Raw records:
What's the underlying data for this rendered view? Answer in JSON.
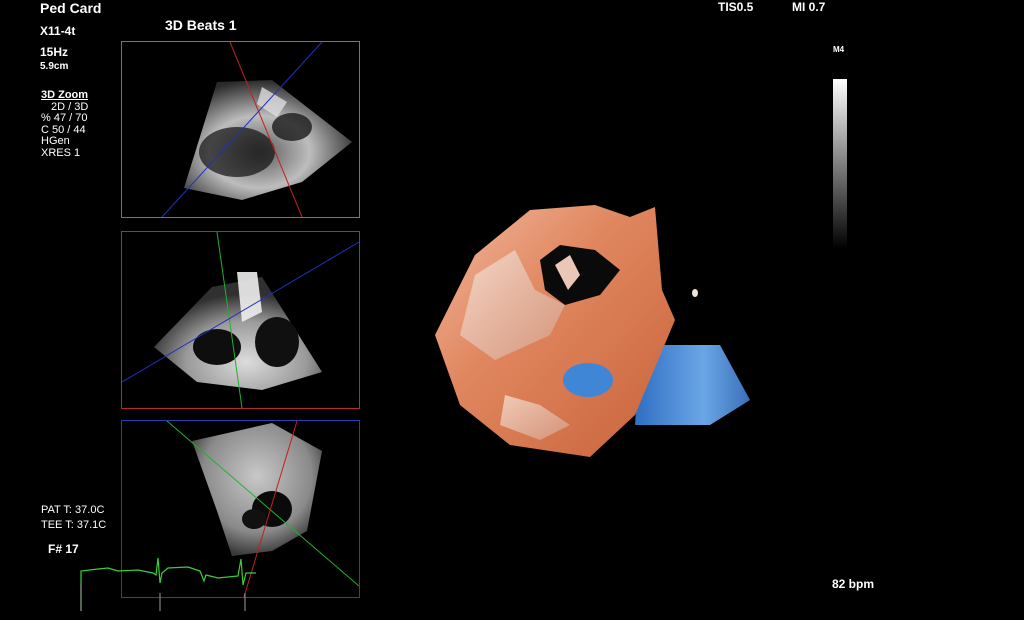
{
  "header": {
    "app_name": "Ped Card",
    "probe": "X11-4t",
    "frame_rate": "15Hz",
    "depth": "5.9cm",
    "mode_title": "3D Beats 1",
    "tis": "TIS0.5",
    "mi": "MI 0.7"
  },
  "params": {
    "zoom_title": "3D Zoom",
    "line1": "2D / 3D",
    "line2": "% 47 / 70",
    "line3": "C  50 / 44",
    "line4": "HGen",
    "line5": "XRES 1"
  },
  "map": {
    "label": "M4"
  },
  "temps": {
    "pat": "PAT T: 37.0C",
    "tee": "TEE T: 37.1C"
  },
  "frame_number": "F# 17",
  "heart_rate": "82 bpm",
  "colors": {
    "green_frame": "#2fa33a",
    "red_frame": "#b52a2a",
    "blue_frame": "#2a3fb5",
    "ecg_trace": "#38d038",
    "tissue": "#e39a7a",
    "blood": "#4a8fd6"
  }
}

* * *

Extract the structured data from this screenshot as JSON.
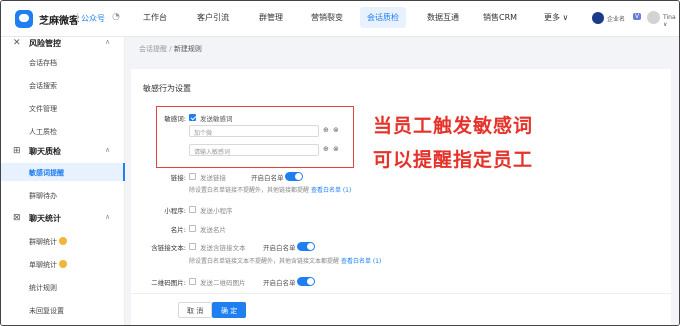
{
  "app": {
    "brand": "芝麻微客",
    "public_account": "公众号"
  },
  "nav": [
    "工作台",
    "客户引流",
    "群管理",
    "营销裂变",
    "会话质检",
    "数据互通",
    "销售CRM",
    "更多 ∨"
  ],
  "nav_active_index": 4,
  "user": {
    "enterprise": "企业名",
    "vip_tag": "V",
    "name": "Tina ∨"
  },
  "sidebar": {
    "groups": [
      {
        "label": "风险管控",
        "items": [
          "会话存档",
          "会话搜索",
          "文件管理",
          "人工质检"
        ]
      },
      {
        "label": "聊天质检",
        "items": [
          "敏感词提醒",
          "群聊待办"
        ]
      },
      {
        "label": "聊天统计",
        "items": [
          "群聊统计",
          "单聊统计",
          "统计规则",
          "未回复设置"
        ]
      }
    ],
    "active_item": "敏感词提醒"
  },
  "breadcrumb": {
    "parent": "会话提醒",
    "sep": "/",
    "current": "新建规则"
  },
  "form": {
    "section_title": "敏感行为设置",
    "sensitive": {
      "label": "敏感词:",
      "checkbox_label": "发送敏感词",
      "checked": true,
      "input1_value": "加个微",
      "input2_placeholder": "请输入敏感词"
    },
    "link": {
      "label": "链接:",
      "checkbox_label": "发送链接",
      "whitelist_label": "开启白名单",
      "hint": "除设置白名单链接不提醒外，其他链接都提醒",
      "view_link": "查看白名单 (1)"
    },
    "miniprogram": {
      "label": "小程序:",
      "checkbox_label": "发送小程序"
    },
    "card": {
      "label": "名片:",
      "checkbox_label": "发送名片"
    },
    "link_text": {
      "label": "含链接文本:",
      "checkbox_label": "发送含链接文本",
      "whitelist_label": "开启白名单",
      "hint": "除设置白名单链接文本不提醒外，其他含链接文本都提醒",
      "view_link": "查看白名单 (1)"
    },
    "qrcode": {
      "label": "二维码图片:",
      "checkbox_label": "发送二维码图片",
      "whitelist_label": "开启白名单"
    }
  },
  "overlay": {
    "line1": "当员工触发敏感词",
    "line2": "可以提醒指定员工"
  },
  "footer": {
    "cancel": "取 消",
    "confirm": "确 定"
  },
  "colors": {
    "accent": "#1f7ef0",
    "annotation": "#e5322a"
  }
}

> _Objective_
Report all lines of the data above that include the string "JSON".

> _Exercise output_
What's the underlying data for this rendered view? Answer in JSON.
Extract the structured data from this screenshot as JSON.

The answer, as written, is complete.